**Prompt 1:**
In the walkthrough on preparing polygon label data, what does the helperPolygonToMaskTransform helper function turn each polygon into?
**Prompt 2:**
From the walkthrough on preparing polygon label data, write out the passage starting at "To speed up" and ending at "if ~isfolder(labelDataFolder)".

First, load the ground truth, the images visionteam.jpg and visionteam1.jpg, and create a groundTruth object.

gt = load("gTruth.mat");
src = groundTruthDataSource(["visionteam.jpg","visionteam1.jpg"]);
gTruth = groundTruth(src,gt.labelDef,gt.labelData)

gTruth = 
  groundTruth with properties:

          DataSource: [1×1 groundTruthDataSource]
    LabelDefinitions: [1×5 table]
           LabelData: [2×1 table]

Load the training images using the ImageDatastore object.

imds = imageDatastore(gTruth.DataSource.Source);

Gather the polygon data from the groundTruth object and group it by label type so that all the polygon data for all classes is combined.

labelData = gatherLabelData(gTruth,labelType.Polygon,GroupLabelData="LabelType");

Identify which images have label data and only keep those rows of data.

hasData = rowfun(@(x)~isempty(x{1}),labelData{1});
imds = subset(imds,hasData{:,1});
labels = labelData{1}(hasData{:,1},:);

Create an arrayDatastore to read the label data.

labelDS = arrayDatastore(labels{:,1},IterationDimension=1,OutputType="same");

Combine the image and label data. Apply a data transform using the helperPolygonToMaskTransform helper function to convert each polygon into a bounding box and a stack of binary masks. Then, preview the results.

ds = combine(imds,labelDS);
tds = transform(ds,@(data,info)helperPolygonToMaskTransform(data,info),IncludeInfo=true);
data = preview(tds)

data=1×4 cell array
    413×800×3 uint8    3×4 double    3×1 cell    413×800×3 logical

To speed up training, write the binary instance masks, bounding boxes, and labels to disk into a .mat file, instead of computing them during training, using the helperWriteMaskBoxesAndLabels helper function. The name of the MAT file matches the name of the corresponding image.

labelDataFolder = fullfile(pwd,"masksBoxesAndLabels");
if ~isfolder(labelDataFolder)

**Dataset records:**
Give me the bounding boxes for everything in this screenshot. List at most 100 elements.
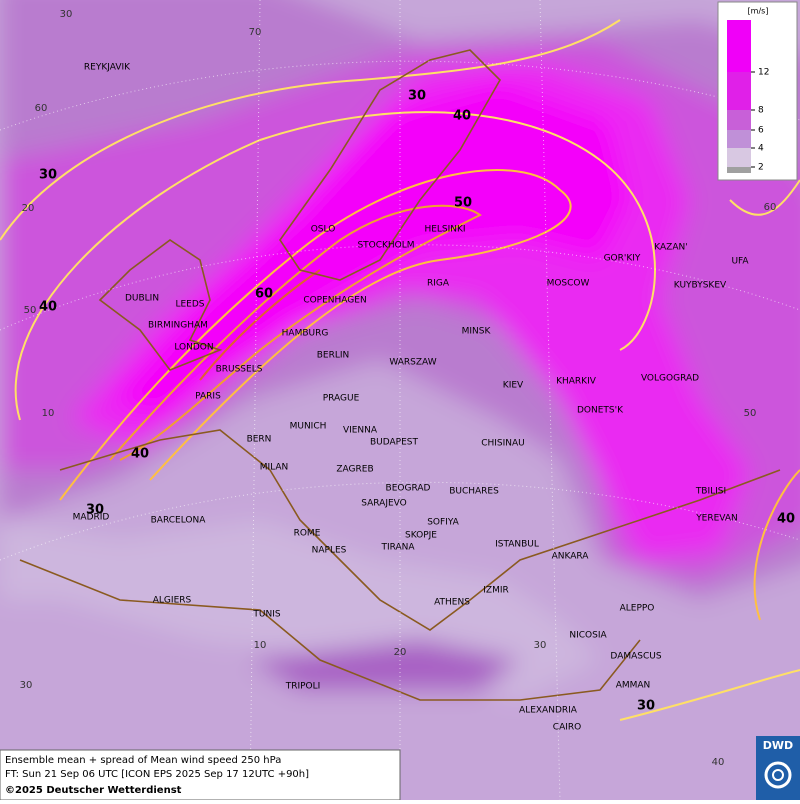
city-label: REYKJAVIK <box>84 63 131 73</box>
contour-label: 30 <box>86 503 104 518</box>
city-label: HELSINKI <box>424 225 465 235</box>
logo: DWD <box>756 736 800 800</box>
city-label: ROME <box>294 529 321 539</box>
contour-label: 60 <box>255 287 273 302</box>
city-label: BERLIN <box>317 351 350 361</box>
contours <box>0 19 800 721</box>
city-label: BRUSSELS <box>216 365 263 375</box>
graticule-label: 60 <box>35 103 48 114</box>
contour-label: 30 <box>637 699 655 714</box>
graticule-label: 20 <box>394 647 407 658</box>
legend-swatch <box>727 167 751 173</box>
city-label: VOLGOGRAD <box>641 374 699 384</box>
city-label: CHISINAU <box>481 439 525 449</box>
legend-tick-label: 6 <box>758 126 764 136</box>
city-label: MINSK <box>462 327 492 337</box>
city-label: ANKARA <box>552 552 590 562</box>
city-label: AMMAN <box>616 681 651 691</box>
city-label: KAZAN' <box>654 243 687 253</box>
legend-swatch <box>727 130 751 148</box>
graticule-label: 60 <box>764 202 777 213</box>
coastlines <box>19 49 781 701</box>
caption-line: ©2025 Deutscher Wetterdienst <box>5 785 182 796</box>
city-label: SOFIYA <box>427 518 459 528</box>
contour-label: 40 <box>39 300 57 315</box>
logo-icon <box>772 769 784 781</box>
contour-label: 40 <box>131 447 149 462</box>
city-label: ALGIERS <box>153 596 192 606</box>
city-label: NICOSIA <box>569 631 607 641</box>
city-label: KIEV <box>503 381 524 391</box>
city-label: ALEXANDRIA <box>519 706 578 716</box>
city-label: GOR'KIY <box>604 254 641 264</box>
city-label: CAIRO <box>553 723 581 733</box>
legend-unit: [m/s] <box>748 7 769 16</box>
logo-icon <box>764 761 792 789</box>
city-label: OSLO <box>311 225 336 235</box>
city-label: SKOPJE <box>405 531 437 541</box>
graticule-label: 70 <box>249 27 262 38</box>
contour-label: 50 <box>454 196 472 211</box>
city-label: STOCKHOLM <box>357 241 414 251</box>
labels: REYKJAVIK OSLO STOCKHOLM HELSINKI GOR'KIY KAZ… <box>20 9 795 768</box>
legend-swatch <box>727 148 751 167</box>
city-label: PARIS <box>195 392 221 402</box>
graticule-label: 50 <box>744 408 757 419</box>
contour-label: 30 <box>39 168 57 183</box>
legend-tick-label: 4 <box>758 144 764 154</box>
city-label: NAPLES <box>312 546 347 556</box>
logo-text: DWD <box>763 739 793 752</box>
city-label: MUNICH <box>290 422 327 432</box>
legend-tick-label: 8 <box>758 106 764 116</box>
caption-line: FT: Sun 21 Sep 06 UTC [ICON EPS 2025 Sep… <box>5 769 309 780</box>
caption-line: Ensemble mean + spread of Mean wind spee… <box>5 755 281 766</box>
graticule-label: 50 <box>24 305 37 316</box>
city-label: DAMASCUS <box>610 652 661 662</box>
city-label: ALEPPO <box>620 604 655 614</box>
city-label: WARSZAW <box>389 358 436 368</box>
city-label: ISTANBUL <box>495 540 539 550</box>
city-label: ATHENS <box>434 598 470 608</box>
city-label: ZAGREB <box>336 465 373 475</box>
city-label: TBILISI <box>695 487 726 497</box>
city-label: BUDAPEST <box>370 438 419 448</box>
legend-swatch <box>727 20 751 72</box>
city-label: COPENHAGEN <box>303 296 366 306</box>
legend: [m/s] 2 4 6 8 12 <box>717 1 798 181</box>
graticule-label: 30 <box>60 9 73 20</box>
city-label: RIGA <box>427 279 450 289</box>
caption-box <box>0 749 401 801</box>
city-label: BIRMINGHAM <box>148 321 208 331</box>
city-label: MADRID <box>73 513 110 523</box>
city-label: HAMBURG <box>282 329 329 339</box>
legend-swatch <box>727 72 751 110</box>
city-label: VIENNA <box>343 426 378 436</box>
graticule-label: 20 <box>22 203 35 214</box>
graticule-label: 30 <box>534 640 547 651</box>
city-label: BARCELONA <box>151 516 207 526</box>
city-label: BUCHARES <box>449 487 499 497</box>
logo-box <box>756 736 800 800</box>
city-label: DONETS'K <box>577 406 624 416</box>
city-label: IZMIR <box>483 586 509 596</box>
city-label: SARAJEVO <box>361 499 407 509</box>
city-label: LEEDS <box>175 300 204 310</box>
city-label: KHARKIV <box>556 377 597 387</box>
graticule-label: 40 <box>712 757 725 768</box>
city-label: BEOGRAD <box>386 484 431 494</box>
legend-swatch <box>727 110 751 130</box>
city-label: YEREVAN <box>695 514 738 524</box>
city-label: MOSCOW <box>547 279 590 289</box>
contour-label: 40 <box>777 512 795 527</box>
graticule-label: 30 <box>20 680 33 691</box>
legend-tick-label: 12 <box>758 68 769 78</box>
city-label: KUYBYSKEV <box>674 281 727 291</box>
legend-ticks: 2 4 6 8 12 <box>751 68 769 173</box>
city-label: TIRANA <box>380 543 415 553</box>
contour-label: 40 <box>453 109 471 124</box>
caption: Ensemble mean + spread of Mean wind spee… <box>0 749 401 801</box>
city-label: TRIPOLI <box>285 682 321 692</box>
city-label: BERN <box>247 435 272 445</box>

==

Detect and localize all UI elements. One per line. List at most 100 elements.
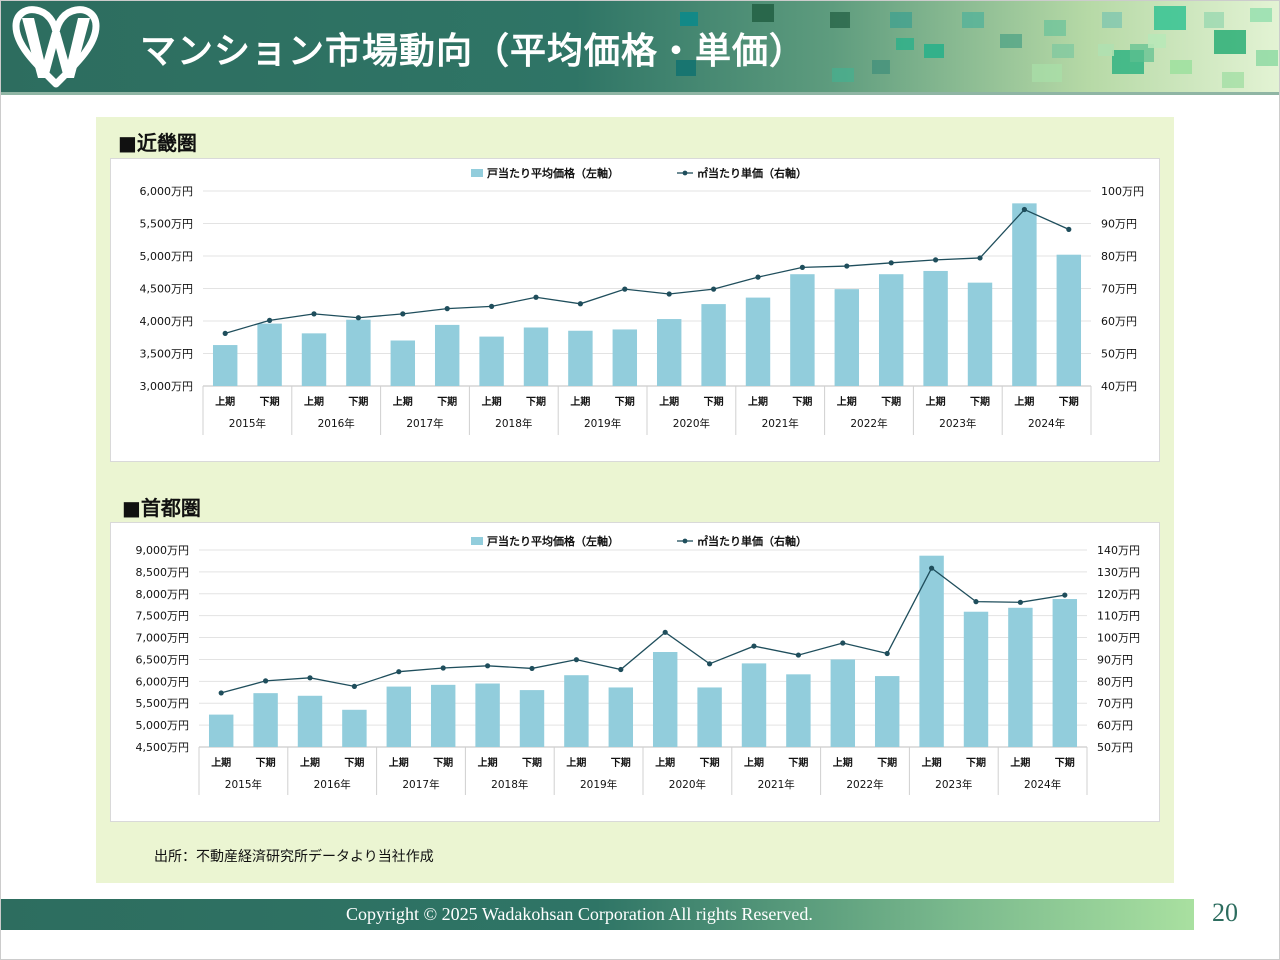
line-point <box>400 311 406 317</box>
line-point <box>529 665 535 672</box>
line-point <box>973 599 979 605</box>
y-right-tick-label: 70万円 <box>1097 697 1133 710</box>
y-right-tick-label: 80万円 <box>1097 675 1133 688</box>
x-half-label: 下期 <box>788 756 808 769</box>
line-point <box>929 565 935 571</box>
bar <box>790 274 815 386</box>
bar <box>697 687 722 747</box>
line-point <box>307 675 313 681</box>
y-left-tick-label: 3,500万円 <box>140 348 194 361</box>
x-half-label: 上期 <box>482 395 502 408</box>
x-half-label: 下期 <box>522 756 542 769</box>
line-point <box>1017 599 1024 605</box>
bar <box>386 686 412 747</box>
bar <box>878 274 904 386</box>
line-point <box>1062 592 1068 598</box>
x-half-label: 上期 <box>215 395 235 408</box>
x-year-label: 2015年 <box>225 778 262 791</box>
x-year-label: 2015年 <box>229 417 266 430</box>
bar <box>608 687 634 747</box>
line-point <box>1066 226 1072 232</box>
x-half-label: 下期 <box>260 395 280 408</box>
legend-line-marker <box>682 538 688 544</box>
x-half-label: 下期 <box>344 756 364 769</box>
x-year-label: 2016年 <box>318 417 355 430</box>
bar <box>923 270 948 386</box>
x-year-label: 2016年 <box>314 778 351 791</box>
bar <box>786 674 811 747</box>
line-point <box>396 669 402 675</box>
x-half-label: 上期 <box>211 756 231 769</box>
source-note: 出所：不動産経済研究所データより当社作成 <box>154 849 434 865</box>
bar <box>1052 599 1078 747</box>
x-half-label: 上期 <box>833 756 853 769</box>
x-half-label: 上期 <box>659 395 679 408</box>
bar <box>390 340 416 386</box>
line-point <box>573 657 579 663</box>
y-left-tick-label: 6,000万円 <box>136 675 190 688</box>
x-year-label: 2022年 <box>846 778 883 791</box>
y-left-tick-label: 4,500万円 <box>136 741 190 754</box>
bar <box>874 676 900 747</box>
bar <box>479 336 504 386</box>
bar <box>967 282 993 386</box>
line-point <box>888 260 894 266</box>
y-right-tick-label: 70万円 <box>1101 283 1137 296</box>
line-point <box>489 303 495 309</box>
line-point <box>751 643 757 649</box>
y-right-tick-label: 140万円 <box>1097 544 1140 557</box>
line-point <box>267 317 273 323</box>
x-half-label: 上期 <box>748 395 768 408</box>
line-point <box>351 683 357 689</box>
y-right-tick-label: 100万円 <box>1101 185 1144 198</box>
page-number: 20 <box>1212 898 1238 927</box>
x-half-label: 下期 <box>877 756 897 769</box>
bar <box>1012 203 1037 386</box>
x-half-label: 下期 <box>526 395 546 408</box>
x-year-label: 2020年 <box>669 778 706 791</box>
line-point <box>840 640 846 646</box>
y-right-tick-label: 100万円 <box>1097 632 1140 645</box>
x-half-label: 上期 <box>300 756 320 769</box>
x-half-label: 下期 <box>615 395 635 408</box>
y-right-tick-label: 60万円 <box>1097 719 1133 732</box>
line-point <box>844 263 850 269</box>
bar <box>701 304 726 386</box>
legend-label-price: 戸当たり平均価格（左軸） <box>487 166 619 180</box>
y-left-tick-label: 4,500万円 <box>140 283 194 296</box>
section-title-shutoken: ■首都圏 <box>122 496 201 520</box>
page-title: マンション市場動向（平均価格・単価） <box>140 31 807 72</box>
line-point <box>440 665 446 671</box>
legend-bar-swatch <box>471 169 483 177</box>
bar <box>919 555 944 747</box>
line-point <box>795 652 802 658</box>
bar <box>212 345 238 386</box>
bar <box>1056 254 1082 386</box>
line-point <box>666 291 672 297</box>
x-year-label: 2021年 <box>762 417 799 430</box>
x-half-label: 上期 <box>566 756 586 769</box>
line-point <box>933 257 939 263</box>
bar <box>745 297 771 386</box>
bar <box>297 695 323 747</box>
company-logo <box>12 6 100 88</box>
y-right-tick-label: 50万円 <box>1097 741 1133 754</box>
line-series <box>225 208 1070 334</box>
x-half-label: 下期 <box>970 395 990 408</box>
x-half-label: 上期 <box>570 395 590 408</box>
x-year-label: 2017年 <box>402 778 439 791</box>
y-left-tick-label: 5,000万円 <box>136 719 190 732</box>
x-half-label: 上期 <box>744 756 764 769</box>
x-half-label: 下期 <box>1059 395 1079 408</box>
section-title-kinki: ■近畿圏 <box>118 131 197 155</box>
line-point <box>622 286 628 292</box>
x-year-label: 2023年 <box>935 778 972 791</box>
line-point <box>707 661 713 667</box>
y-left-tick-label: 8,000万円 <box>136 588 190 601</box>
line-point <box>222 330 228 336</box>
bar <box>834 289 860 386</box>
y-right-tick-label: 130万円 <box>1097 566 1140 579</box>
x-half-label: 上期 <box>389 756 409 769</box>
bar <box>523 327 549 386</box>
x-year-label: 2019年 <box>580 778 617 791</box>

**Exercise response 1:**
A bounding box and a stack of binary masks.

**Exercise response 2:**
To speed up training, write the binary instance masks, bounding boxes, and labels to disk into a .mat file, instead of computing them during training, using the helperWriteMaskBoxesAndLabels helper function. The name of the MAT file matches the name of the corresponding image.

labelDataFolder = fullfile(pwd,"masksBoxesAndLabels");
if ~isfolder(labelDataFolder)